MATERIAL FOR THIS TASK:
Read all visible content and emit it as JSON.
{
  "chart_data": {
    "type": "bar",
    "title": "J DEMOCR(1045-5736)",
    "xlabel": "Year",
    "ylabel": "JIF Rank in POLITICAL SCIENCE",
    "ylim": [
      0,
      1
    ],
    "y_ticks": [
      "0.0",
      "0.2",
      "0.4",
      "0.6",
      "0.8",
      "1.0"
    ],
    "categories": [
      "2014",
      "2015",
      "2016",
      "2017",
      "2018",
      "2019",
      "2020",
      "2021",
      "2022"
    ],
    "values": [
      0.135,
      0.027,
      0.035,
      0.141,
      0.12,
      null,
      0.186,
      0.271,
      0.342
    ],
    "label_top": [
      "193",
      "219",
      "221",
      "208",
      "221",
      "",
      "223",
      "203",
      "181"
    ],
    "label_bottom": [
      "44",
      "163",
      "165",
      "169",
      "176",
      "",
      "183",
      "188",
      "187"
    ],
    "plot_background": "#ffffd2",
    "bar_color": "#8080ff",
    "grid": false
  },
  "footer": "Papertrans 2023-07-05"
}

EXERCISE PROMPT:
Quote the whole listing above, leaving nothing out.

CORRECT OUTPUT:
Read all visible content and emit it as JSON.
{
  "chart_data": {
    "type": "bar",
    "title": "J DEMOCR(1045-5736)",
    "xlabel": "Year",
    "ylabel": "JIF Rank in POLITICAL SCIENCE",
    "ylim": [
      0,
      1
    ],
    "y_ticks": [
      "0.0",
      "0.2",
      "0.4",
      "0.6",
      "0.8",
      "1.0"
    ],
    "categories": [
      "2014",
      "2015",
      "2016",
      "2017",
      "2018",
      "2019",
      "2020",
      "2021",
      "2022"
    ],
    "values": [
      0.135,
      0.027,
      0.035,
      0.141,
      0.12,
      null,
      0.186,
      0.271,
      0.342
    ],
    "label_top": [
      "193",
      "219",
      "221",
      "208",
      "221",
      "",
      "223",
      "203",
      "181"
    ],
    "label_bottom": [
      "44",
      "163",
      "165",
      "169",
      "176",
      "",
      "183",
      "188",
      "187"
    ],
    "plot_background": "#ffffd2",
    "bar_color": "#8080ff",
    "grid": false
  },
  "footer": "Papertrans 2023-07-05"
}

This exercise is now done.